# start of MATERIAL

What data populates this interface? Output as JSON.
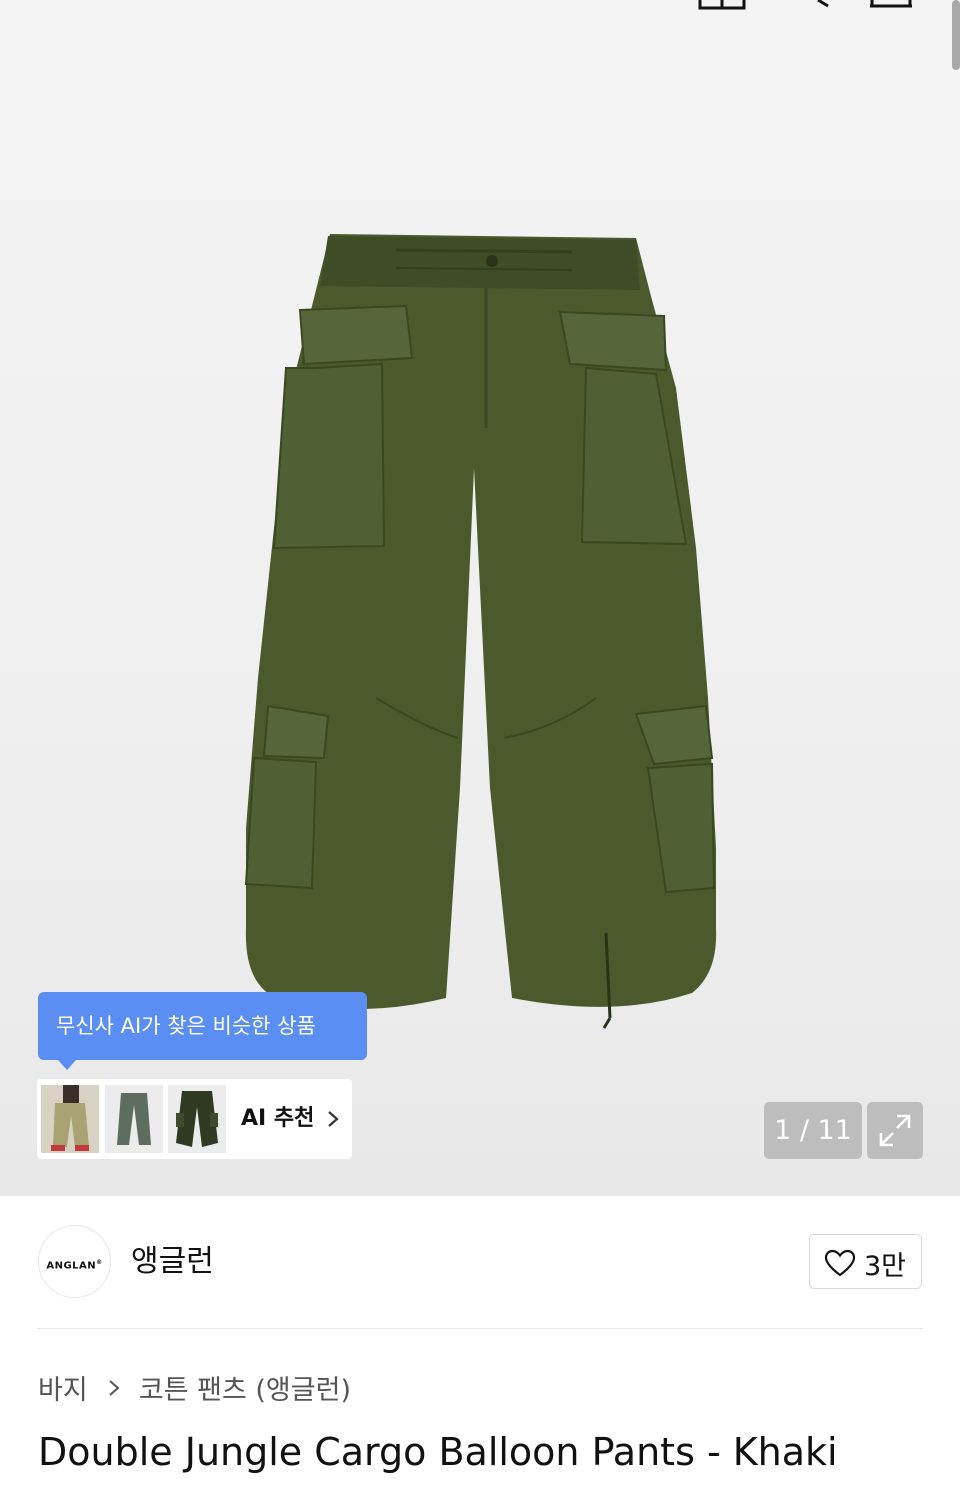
{
  "top_bar": {
    "icons": [
      "back-icon",
      "closet-icon",
      "search-icon",
      "cart-icon"
    ]
  },
  "gallery": {
    "image_alt": "Double Jungle Cargo Balloon Pants - Khaki",
    "page_counter": "1 / 11",
    "expand_icon": "expand-icon"
  },
  "ai_recommend": {
    "tooltip": "무신사 AI가 찾은 비슷한 상품",
    "link_label": "AI 추천",
    "thumbnails": [
      "thumb-beige-pants-model",
      "thumb-grey-green-pants",
      "thumb-dark-cargo-pants"
    ]
  },
  "brand": {
    "logo_text": "ANGLAN",
    "name": "앵글런",
    "like_count": "3만"
  },
  "breadcrumb": {
    "category": "바지",
    "subcategory": "코튼 팬츠 (앵글런)"
  },
  "product": {
    "title": "Double Jungle Cargo Balloon Pants - Khaki"
  },
  "colors": {
    "accent_blue": "#5b8ef2",
    "pants_khaki": "#4a5a2c",
    "counter_bg": "#bdbdbd"
  }
}
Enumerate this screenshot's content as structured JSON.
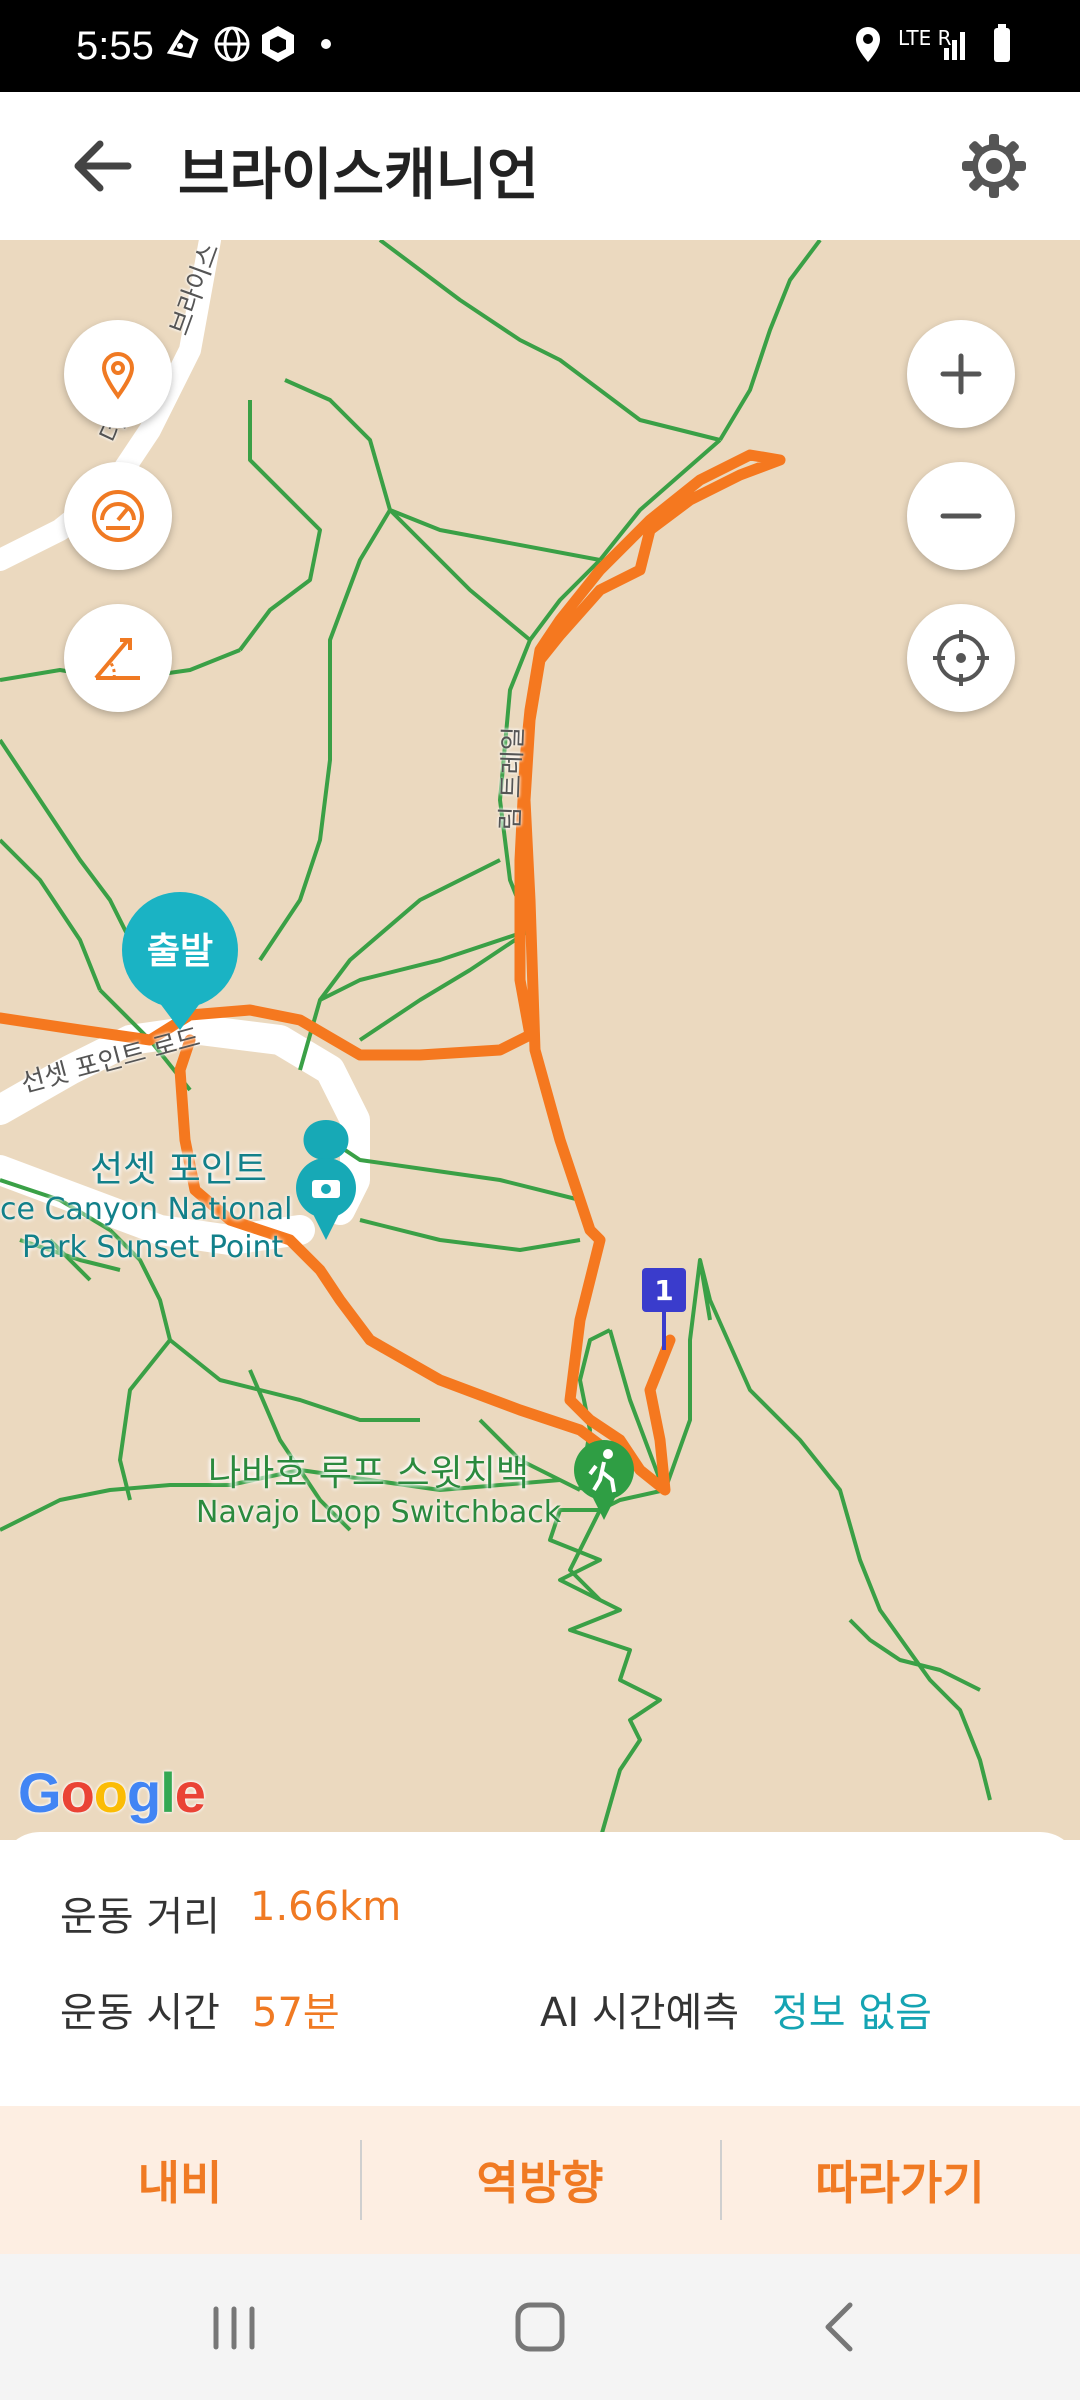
{
  "status_bar": {
    "time": "5:55",
    "left_icons": [
      "shoe-icon",
      "globe-icon",
      "cube-icon",
      "dot-icon"
    ],
    "right_icons": [
      "location-icon",
      "lte-signal-icon",
      "battery-icon"
    ],
    "network": "LTE R"
  },
  "app_bar": {
    "title": "브라이스캐니언",
    "back_icon": "arrow-left-icon",
    "settings_icon": "gear-icon"
  },
  "map": {
    "road_labels": [
      "브라이스",
      "더로",
      "림 트레일",
      "선셋 포인트 로드"
    ],
    "pois": [
      {
        "name_ko": "선셋 포인트",
        "name_en_1": "ce Canyon National",
        "name_en_2": "Park Sunset Point",
        "icon": "camera-icon"
      },
      {
        "name_ko": "나바호 루프 스윗치백",
        "name_en": "Navajo Loop Switchback",
        "icon": "hiker-icon"
      }
    ],
    "start_marker": "출발",
    "waypoint_number": "1",
    "attribution": "Google",
    "colors": {
      "route": "#f5781f",
      "trail": "#3aa046",
      "land": "#ebd9bf",
      "start": "#1ab3c4",
      "waypoint": "#3a3ccc"
    },
    "left_controls": [
      "location-pin-icon",
      "speedometer-icon",
      "elevation-icon"
    ],
    "right_controls": [
      "zoom-in-icon",
      "zoom-out-icon",
      "crosshair-icon"
    ]
  },
  "info": {
    "distance_label": "운동 거리",
    "distance_value": "1.66km",
    "time_label": "운동 시간",
    "time_value": "57분",
    "ai_label": "AI 시간예측",
    "ai_value": "정보 없음"
  },
  "actions": {
    "navi": "내비",
    "reverse": "역방향",
    "follow": "따라가기"
  },
  "nav_bar": [
    "recent-apps-icon",
    "home-icon",
    "back-icon"
  ]
}
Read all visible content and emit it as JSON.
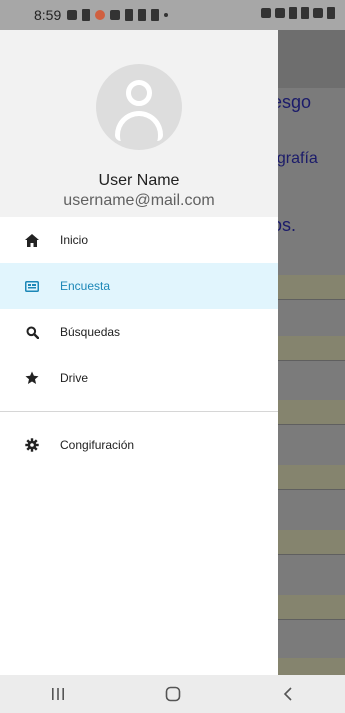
{
  "status_bar": {
    "time": "8:59"
  },
  "background_app": {
    "texts": [
      "iesgo",
      "ografía",
      "los."
    ]
  },
  "drawer": {
    "user": {
      "name": "User Name",
      "email": "username@mail.com"
    },
    "items": [
      {
        "label": "Inicio",
        "icon": "home-icon",
        "selected": false
      },
      {
        "label": "Encuesta",
        "icon": "survey-icon",
        "selected": true
      },
      {
        "label": "Búsquedas",
        "icon": "search-icon",
        "selected": false
      },
      {
        "label": "Drive",
        "icon": "star-icon",
        "selected": false
      }
    ],
    "settings_item": {
      "label": "Congifuración",
      "icon": "gear-icon"
    }
  },
  "nav_bar": {
    "buttons": [
      "recent-apps",
      "home",
      "back"
    ]
  },
  "colors": {
    "selected_bg": "#e1f5fd",
    "selected_text": "#1c87b7",
    "header_bg": "#f2f2f2"
  }
}
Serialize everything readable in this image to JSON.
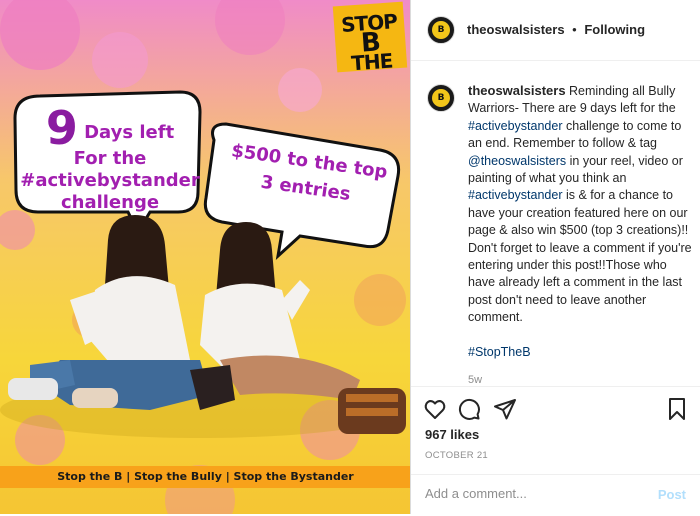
{
  "media": {
    "logo_line1": "STOP",
    "logo_line2": "THE",
    "logo_letter": "B",
    "bubble1_number": "9",
    "bubble1_line1": "Days left",
    "bubble1_line2": "For the",
    "bubble1_line3": "#activebystander",
    "bubble1_line4": "challenge",
    "bubble2_line1": "$500 to the top",
    "bubble2_line2": "3 entries",
    "banner": "Stop the B | Stop the Bully | Stop the Bystander"
  },
  "header": {
    "username": "theoswalsisters",
    "separator": "•",
    "follow_status": "Following"
  },
  "caption": {
    "username": "theoswalsisters",
    "text1": " Reminding all Bully Warriors- There are 9 days left for the ",
    "tag1": "#activebystander",
    "text2": " challenge to come to an end. Remember to follow & tag ",
    "tag2": "@theoswalsisters",
    "text3": " in your reel, video or painting of what you think an ",
    "tag3": "#activebystander",
    "text4": " is & for a chance to have your creation featured here on our page & also win $500 (top 3 creations)!!",
    "text5": "Don't forget to leave a comment if you're entering under this post!!Those who have already left a comment in the last post don't need to leave another comment.",
    "tag4": "#StopTheB",
    "time": "5w"
  },
  "actions": {
    "likes": "967 likes",
    "date": "OCTOBER 21",
    "comment_placeholder": "Add a comment...",
    "post_label": "Post"
  },
  "icons": {
    "like": "heart-icon",
    "comment": "comment-icon",
    "share": "share-icon",
    "save": "bookmark-icon"
  },
  "colors": {
    "tag": "#00376b",
    "post_disabled": "#b2dffc",
    "banner": "#f8a21a"
  }
}
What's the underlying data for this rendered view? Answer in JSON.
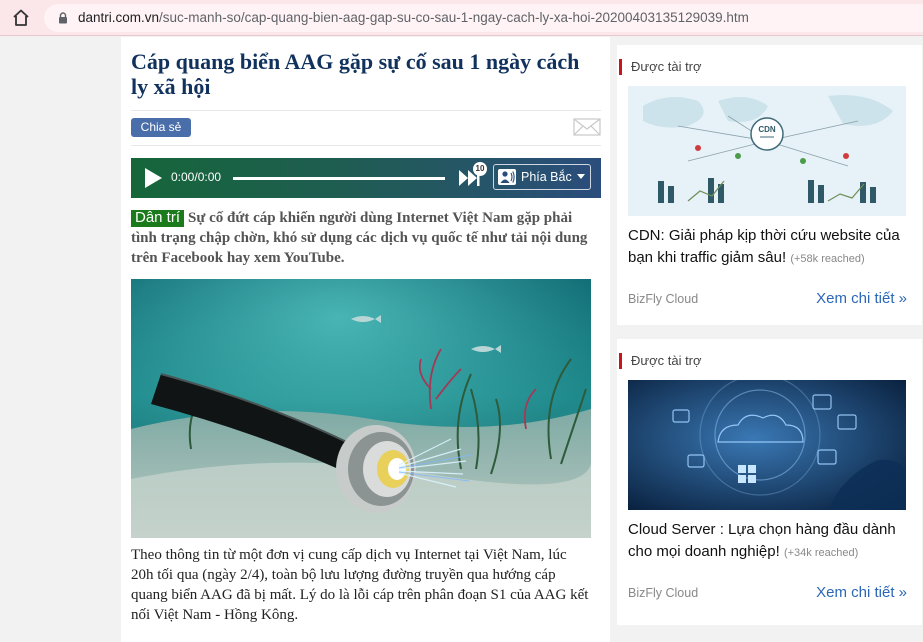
{
  "browser": {
    "url_host": "dantri.com.vn",
    "url_path": "/suc-manh-so/cap-quang-bien-aag-gap-su-co-sau-1-ngay-cach-ly-xa-hoi-20200403135129039.htm"
  },
  "article": {
    "title": "Cáp quang biển AAG gặp sự cố sau 1 ngày cách ly xã hội",
    "share_label": "Chia sẻ",
    "player": {
      "time": "0:00/0:00",
      "skip_seconds": "10",
      "voice": "Phía Bắc"
    },
    "sapo_brand": "Dân trí",
    "sapo": "Sự cố đứt cáp khiến người dùng Internet Việt Nam gặp phải tình trạng chập chờn, khó sử dụng các dịch vụ quốc tế như tải nội dung trên Facebook hay xem YouTube.",
    "body": "Theo thông tin từ một đơn vị cung cấp dịch vụ Internet tại Việt Nam, lúc 20h tối qua (ngày 2/4), toàn bộ lưu lượng đường truyền qua hướng cáp quang biển AAG đã bị mất. Lý do là lỗi cáp trên phân đoạn S1 của AAG kết nối Việt Nam - Hồng Kông."
  },
  "sidebar": {
    "ads": [
      {
        "label": "Được tài trợ",
        "image_text": "CDN",
        "title": "CDN: Giải pháp kịp thời cứu website của bạn khi traffic giảm sâu!",
        "reach": "(+58k reached)",
        "source": "BizFly Cloud",
        "more": "Xem chi tiết »"
      },
      {
        "label": "Được tài trợ",
        "title": "Cloud Server : Lựa chọn hàng đầu dành cho mọi doanh nghiệp!",
        "reach": "(+34k reached)",
        "source": "BizFly Cloud",
        "more": "Xem chi tiết »"
      }
    ]
  },
  "colors": {
    "title": "#12325e",
    "brand_green": "#1b7a1b",
    "link_blue": "#2b67b7",
    "ad_accent": "#c4161c"
  }
}
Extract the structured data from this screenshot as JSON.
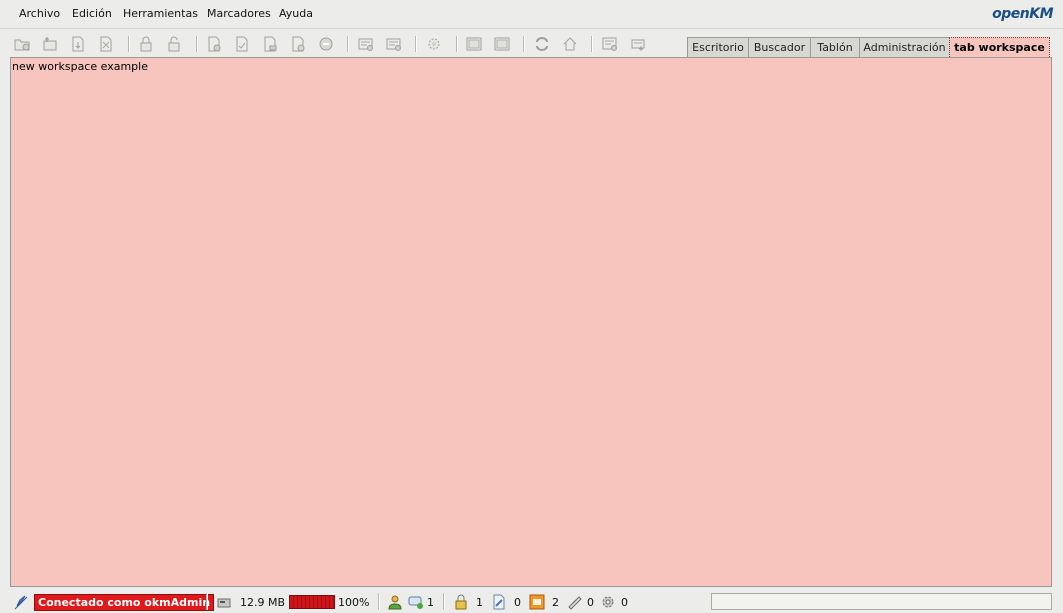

# end of MATERIAL

Write out every line of the listing that holds the word "have".

- _EXPECTED ANSWER_:
    "text4": " is & for a chance to have your creation featured here on our page & also win $500 (top 3 creations)!!",
    "text5": "Don't forget to leave a comment if you're entering under this post!!Those who have already left a comment in the last post don't need to leave another comment.",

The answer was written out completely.